§ ARBEITSAUFTRÄGE:
a: Erklären Sie mithilfe des Textes über Prozesse, wozu das Betriebssystem einem Prozess Ressourcen zuweist.
b: Wie heißt laut dem Text über Prozesse die Nummer, die den übergeordneten Prozess identifiziert?
c: Führen Sie den Text über Prozesse nach seinem letzten Satz weiter.

Wie wir wissen, ist ein Programm eine Reihe von Anweisungen und Daten, die in einer normalen Datei gespeichert sind. Sobald ein Programm gelesen und in den Speicher geladen wird, um es auszuführen, wird es zu einem Prozess. Ein Prozess erhält vom Betriebssystem Ressourcen (Speicher, Prozessor, Input/Output, ...) für seine ordnungsgemäße Ausführung zugewiesen. Jeder Prozess ist mit einer Nummer verbunden, die ihn identifiziert. Diese Nummer wird vom Kernel zugewiesen und als Prozess-ID (PID) bezeichnet. Zusätzlich zur PID wird Prozessen eine weitere Nummer zugewiesen, die PPID (Parent Process ID), welche den übergeordneten Prozess identifiziert. Außerdem finden wir eine Gruppen-ID (PGID), die Prozesse miteinander verknüpft.

§ DATENZEILEN:
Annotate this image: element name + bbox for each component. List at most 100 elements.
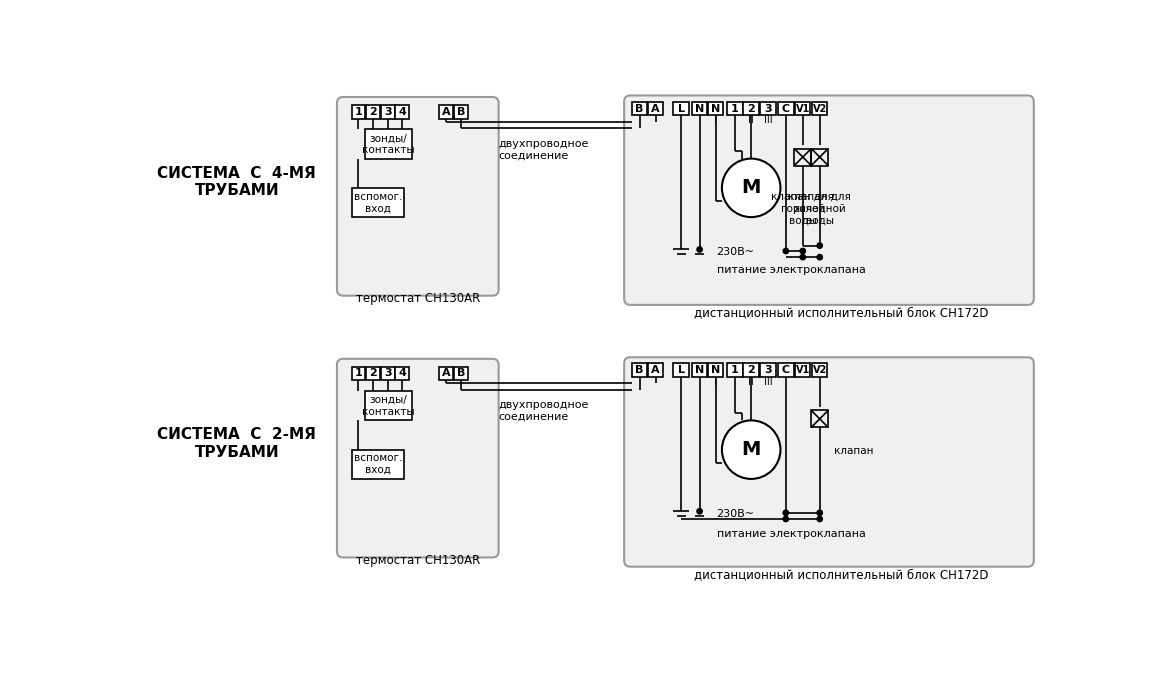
Text: A: A (651, 103, 661, 114)
Bar (778, 101, 793, 116)
Text: II: II (748, 377, 754, 387)
Bar (395, 367, 409, 380)
Text: питание электроклапана: питание электроклапана (716, 529, 865, 539)
Text: клапан: клапан (834, 446, 873, 456)
Bar (812, 411, 828, 427)
Text: 2: 2 (748, 365, 755, 375)
FancyBboxPatch shape (337, 359, 499, 558)
Text: C: C (782, 103, 790, 114)
Circle shape (722, 158, 780, 217)
Text: V2: V2 (813, 103, 827, 114)
Bar (761, 101, 776, 116)
Text: 1: 1 (355, 369, 363, 379)
Text: 1: 1 (732, 103, 739, 114)
Bar (395, 105, 409, 118)
Circle shape (783, 510, 789, 515)
Bar (648, 363, 663, 377)
Text: III: III (764, 377, 772, 387)
Bar (440, 105, 454, 118)
Text: A: A (442, 107, 450, 117)
FancyBboxPatch shape (625, 95, 1034, 305)
Text: 1: 1 (355, 107, 363, 117)
Text: N: N (711, 103, 720, 114)
Text: V1: V1 (795, 103, 809, 114)
Text: двухпроводное
соединение: двухпроводное соединение (499, 401, 588, 422)
Text: A: A (651, 365, 661, 375)
Circle shape (800, 248, 806, 254)
Text: термостат CH130AR: термостат CH130AR (356, 554, 480, 567)
Bar (365, 391, 412, 420)
Text: I: I (714, 115, 718, 125)
Bar (380, 105, 394, 118)
Bar (673, 363, 688, 377)
Text: 3: 3 (384, 369, 392, 379)
Text: V1: V1 (795, 365, 809, 375)
Bar (632, 363, 648, 377)
Bar (727, 101, 743, 116)
Bar (351, 367, 365, 380)
Bar (795, 101, 811, 116)
Bar (366, 367, 380, 380)
Text: 230В~: 230В~ (716, 509, 755, 519)
Circle shape (818, 510, 822, 515)
Bar (454, 367, 468, 380)
Text: зонды/
контакты: зонды/ контакты (362, 395, 415, 417)
Text: 3: 3 (764, 103, 772, 114)
Circle shape (818, 243, 822, 248)
FancyBboxPatch shape (337, 97, 499, 296)
Text: 230В~: 230В~ (716, 247, 755, 257)
Circle shape (818, 254, 822, 260)
Text: вспомог.
вход: вспомог. вход (354, 192, 402, 214)
Circle shape (818, 516, 822, 522)
Bar (727, 363, 743, 377)
Text: L: L (678, 103, 685, 114)
Text: N: N (711, 365, 720, 375)
Bar (454, 105, 468, 118)
Text: клапан для
горячей
воды: клапан для горячей воды (771, 192, 834, 225)
Circle shape (697, 247, 702, 252)
Bar (778, 363, 793, 377)
Text: C: C (782, 365, 790, 375)
Text: питание электроклапана: питание электроклапана (716, 265, 865, 275)
Text: 4: 4 (399, 107, 406, 117)
Bar (812, 101, 827, 116)
Text: I: I (714, 377, 718, 387)
Text: двухпроводное
соединение: двухпроводное соединение (499, 139, 588, 160)
Bar (795, 363, 811, 377)
Circle shape (783, 516, 789, 522)
Bar (743, 101, 759, 116)
Circle shape (783, 248, 789, 254)
Text: N: N (695, 103, 705, 114)
Text: M: M (742, 440, 761, 459)
Text: B: B (457, 107, 465, 117)
Text: 1: 1 (732, 365, 739, 375)
Text: III: III (764, 115, 772, 125)
Bar (351, 188, 404, 217)
Text: клапан для
холодной
воды: клапан для холодной воды (789, 192, 851, 225)
Text: M: M (742, 178, 761, 197)
Text: СИСТЕМА  С  2-МЯ
ТРУБАМИ: СИСТЕМА С 2-МЯ ТРУБАМИ (157, 427, 316, 460)
Text: B: B (635, 365, 644, 375)
Bar (794, 149, 812, 165)
Bar (632, 101, 648, 116)
Bar (761, 363, 776, 377)
Bar (380, 367, 394, 380)
Bar (692, 101, 707, 116)
Text: вспомог.
вход: вспомог. вход (354, 454, 402, 475)
Bar (351, 105, 365, 118)
Bar (648, 101, 663, 116)
Text: 3: 3 (764, 365, 772, 375)
Bar (366, 105, 380, 118)
Bar (812, 149, 828, 165)
Circle shape (722, 420, 780, 479)
Bar (812, 363, 827, 377)
Bar (708, 363, 723, 377)
Text: V2: V2 (813, 365, 827, 375)
Text: 3: 3 (384, 107, 392, 117)
Text: дистанционный исполнительный блок CH172D: дистанционный исполнительный блок CH172D (694, 568, 989, 581)
Text: A: A (442, 369, 450, 379)
Text: 2: 2 (369, 369, 377, 379)
Text: B: B (457, 369, 465, 379)
Text: N: N (695, 365, 705, 375)
FancyBboxPatch shape (625, 357, 1034, 566)
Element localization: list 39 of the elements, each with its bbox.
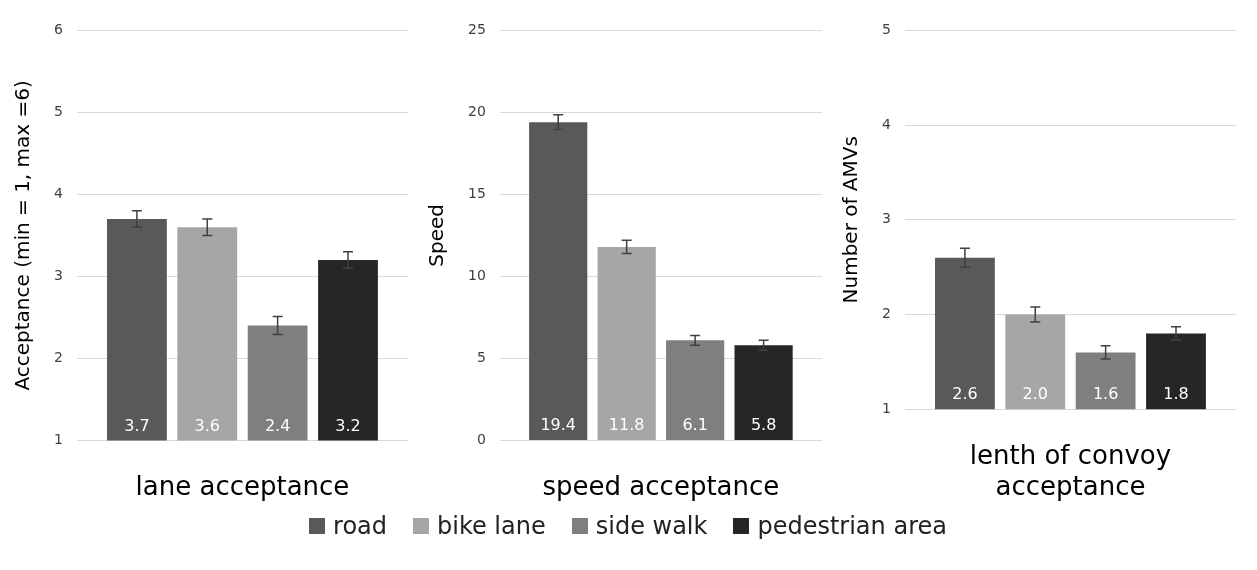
- y-tick-label: 2: [881, 305, 891, 322]
- x-axis-title: speed acceptance: [542, 471, 780, 502]
- data-label: 11.8: [608, 415, 645, 435]
- y-tick-label: 6: [53, 21, 63, 38]
- data-label: 19.4: [540, 415, 577, 435]
- y-tick-label: 5: [881, 21, 891, 38]
- data-label: 5.8: [750, 415, 777, 435]
- x-axis-title: lenth of convoy acceptance: [969, 439, 1172, 502]
- legend-label: side walk: [595, 512, 708, 540]
- y-tick-label: 0: [476, 431, 486, 448]
- x-axis-title: lane acceptance: [135, 471, 350, 502]
- y-tick-label: 1: [53, 431, 63, 448]
- y-tick-label: 5: [53, 103, 63, 120]
- y-tick-label: 10: [467, 267, 486, 284]
- y-axis-title: Speed: [424, 204, 449, 267]
- y-tick-label: 4: [53, 185, 63, 202]
- y-tick-label: 3: [881, 210, 891, 227]
- y-tick-label: 25: [467, 21, 486, 38]
- data-label: 1.6: [1092, 384, 1119, 404]
- data-label: 2.4: [264, 415, 291, 435]
- y-tick-label: 1: [881, 399, 891, 416]
- y-axis-title: Acceptance (min = 1, max =6): [10, 80, 35, 391]
- data-label: 2.0: [1022, 384, 1048, 404]
- data-label: 3.6: [194, 415, 220, 435]
- y-axis-title: Number of AMVs: [838, 136, 863, 304]
- data-label: 1.8: [1163, 384, 1189, 404]
- legend-label: bike lane: [437, 512, 546, 540]
- y-tick-label: 15: [467, 185, 486, 202]
- y-tick-label: 5: [476, 349, 486, 366]
- data-label: 6.1: [682, 415, 708, 435]
- legend-label: pedestrian area: [757, 512, 947, 540]
- data-label: 3.7: [124, 415, 150, 435]
- data-label: 3.2: [335, 415, 361, 435]
- y-tick-label: 4: [881, 115, 891, 132]
- legend-label: road: [333, 512, 388, 540]
- data-label: 2.6: [952, 384, 978, 404]
- y-tick-label: 2: [53, 349, 63, 366]
- y-tick-label: 3: [53, 267, 63, 284]
- y-tick-label: 20: [467, 103, 486, 120]
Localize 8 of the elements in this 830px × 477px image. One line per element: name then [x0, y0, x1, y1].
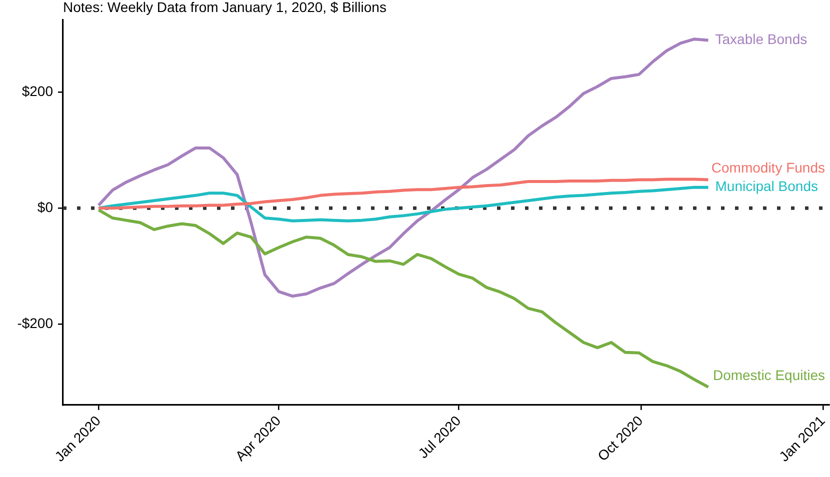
- series-label: Commodity Funds: [711, 160, 825, 176]
- y-tick-label: -$200: [17, 314, 54, 331]
- series-label: Municipal Bonds: [715, 178, 818, 194]
- text: Notes: Weekly Data from January 1, 2020, $ Billions: [63, 0, 386, 15]
- y-tick-label: $200: [22, 83, 54, 100]
- series-label: Domestic Equities: [712, 366, 826, 383]
- series-label: Taxable Bonds: [715, 31, 808, 48]
- y-tick-label: $0: [37, 199, 54, 216]
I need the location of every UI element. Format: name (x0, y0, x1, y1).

§ LÖSUNGEN:
a: Das Betriebssystem weist einem Prozess Ressourcen wie Speicher, Prozessor und Input/Output zu, damit er ordnungsgemäß ausgeführt werden kann.

b: Sie heißt PPID (Parent Process ID).

c:
Prozesszustände
Der Prozess läuft. Auf Maschinen mit einem einzigen Prozessor kann nur ein Prozess gleichzeitig in diesem Zustand sein. Linux ermöglicht es, dass die CPU von mehreren Prozessen gemeinsam genutzt wird, indem die gesamte Prozessorzeit in kleine Scheiben (Zeitscheiben) aufgeteilt und diese abwechselnd den jeweiligen Prozessen zugewiesen werden.
Arten von Prozesszuständen:
- Der Prozess ist eingeschlafen. Ein Prozess tritt in diesen Zustand ein, wenn er seine Ausführung aufgrund mangelnder Ressourcen nicht fortsetzen kann oder auf den Abschluss einer E/A-Operation wartet.
- Der Prozess ist nicht aktiv, aber bereit zur Ausführung. Er kann seine Ausführung fortsetzen, sobald er vom CPU-Scheduler (Planer) ausgewählt wird.
Linux unterscheidet zwischen mehreren Zuständen eines Prozesses:
- D: Ununterbrechbar (Prozess wartet auf E/A)
- S: Schlafend (Sleeping)
- R: Läuft (Running)
- T: Gestoppt (Stopped)
- X: Tot (Dead)
- Z: Zombie (Prozess im Zustand des Todes)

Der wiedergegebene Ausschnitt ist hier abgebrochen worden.